--- start ---
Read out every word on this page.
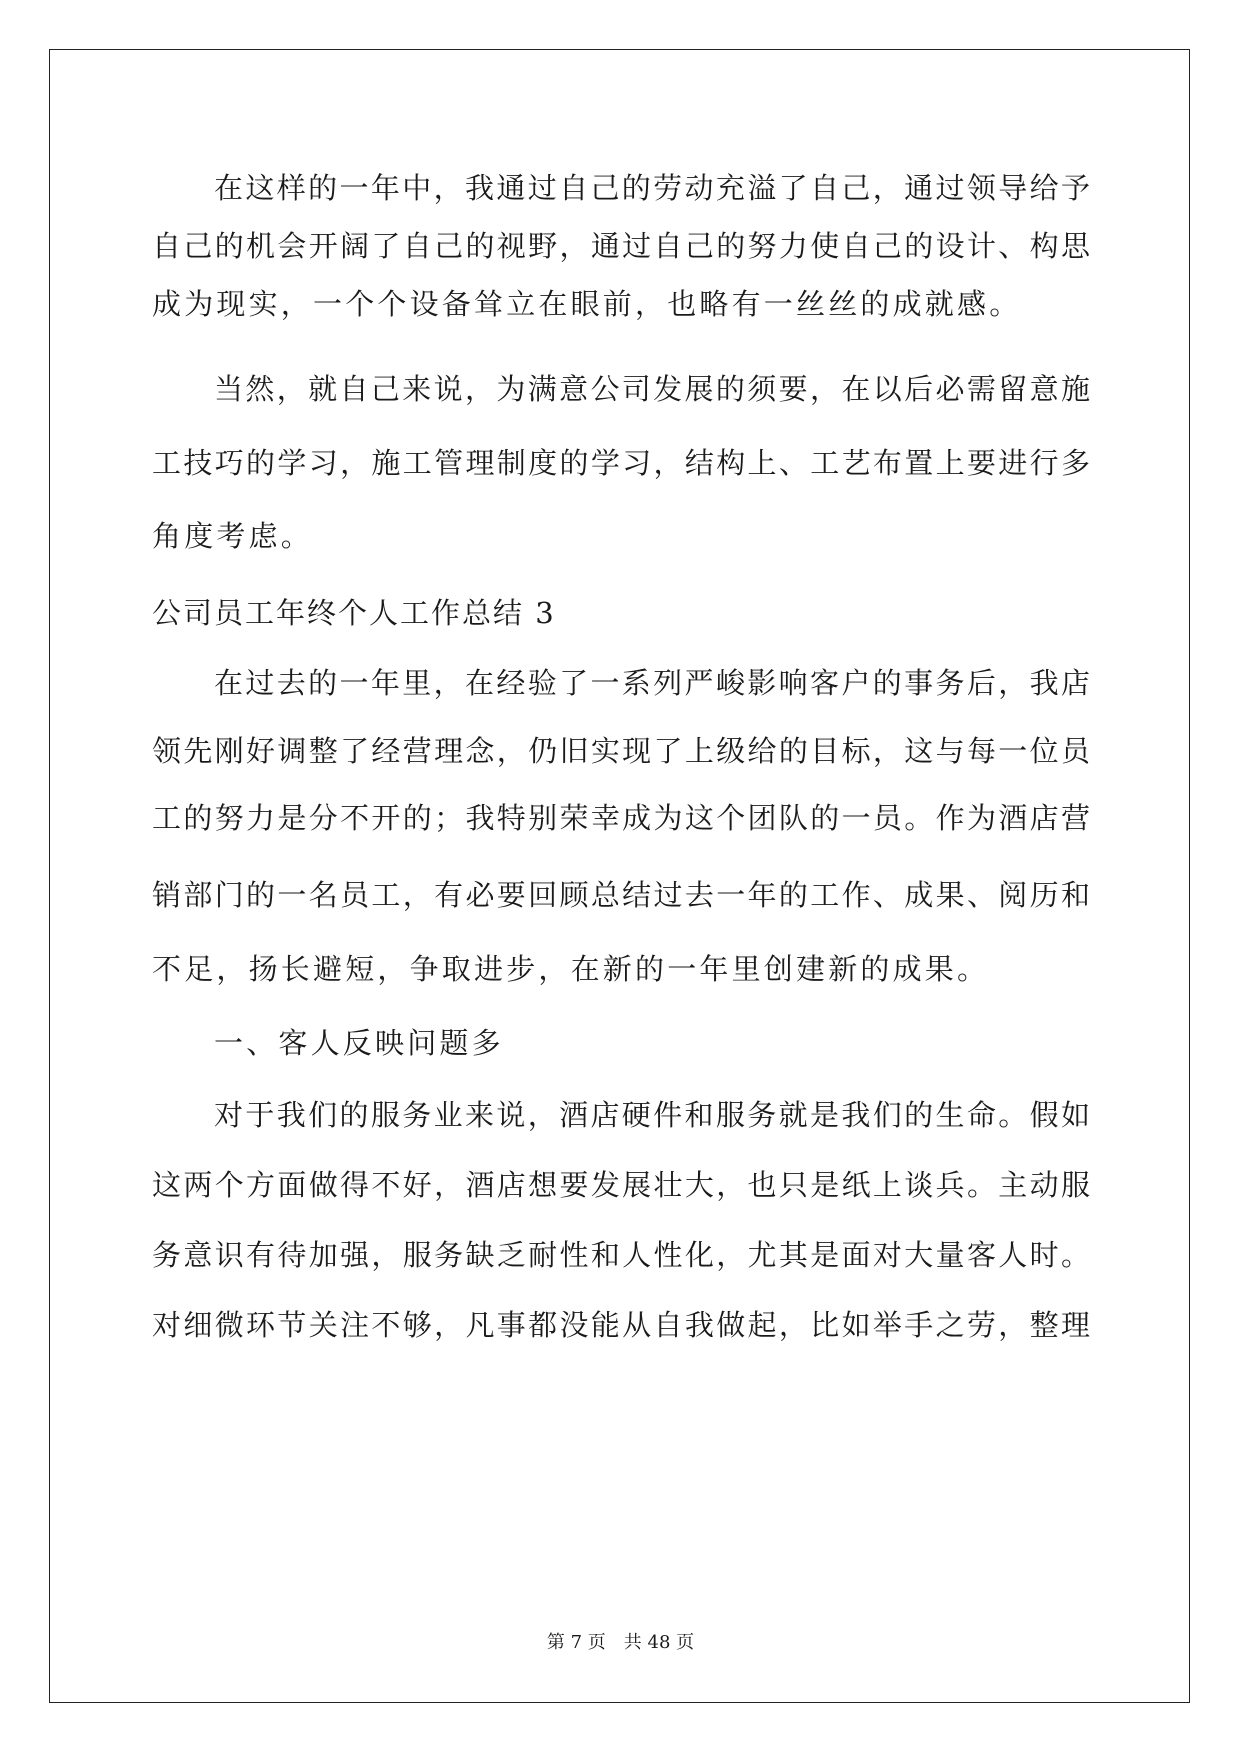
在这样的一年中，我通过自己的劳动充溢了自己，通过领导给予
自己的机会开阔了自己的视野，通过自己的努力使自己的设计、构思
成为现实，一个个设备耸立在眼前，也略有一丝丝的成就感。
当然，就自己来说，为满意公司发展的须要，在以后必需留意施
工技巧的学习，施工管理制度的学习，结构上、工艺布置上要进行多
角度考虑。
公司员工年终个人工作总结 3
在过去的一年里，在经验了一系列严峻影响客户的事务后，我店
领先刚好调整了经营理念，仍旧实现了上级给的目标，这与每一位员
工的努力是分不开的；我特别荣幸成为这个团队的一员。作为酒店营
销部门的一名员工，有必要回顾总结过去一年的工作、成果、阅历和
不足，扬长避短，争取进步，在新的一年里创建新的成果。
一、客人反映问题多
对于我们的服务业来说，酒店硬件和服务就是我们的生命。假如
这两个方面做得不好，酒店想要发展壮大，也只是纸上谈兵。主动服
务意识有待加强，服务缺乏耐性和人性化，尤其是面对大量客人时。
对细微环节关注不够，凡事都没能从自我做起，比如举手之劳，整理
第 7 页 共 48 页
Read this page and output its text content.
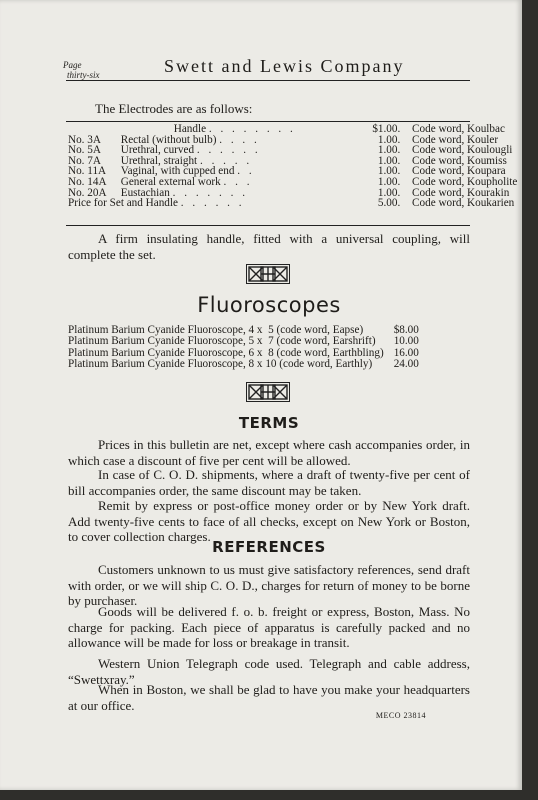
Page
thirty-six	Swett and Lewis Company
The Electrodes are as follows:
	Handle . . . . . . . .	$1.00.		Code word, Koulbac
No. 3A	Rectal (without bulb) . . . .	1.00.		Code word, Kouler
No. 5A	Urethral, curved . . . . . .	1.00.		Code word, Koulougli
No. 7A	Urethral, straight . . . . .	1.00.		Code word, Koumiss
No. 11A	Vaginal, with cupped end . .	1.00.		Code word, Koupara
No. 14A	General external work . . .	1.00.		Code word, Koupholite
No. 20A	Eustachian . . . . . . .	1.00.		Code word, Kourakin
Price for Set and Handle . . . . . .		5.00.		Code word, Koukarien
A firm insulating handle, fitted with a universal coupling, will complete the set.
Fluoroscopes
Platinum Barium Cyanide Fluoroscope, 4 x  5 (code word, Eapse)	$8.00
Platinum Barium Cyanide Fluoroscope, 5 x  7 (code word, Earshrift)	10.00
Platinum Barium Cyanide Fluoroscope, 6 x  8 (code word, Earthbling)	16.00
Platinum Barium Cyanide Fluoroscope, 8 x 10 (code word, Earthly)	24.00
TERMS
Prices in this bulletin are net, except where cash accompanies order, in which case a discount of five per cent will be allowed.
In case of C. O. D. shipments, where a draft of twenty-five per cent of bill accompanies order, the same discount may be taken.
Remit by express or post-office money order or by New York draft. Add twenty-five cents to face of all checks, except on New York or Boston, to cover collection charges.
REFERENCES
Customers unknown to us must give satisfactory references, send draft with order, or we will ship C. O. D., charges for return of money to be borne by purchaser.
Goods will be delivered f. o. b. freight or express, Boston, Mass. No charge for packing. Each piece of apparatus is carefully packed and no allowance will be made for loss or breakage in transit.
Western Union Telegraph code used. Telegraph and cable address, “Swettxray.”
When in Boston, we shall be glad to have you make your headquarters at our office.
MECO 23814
--- end ---
Give the count of lines containing "money", with no added text.

2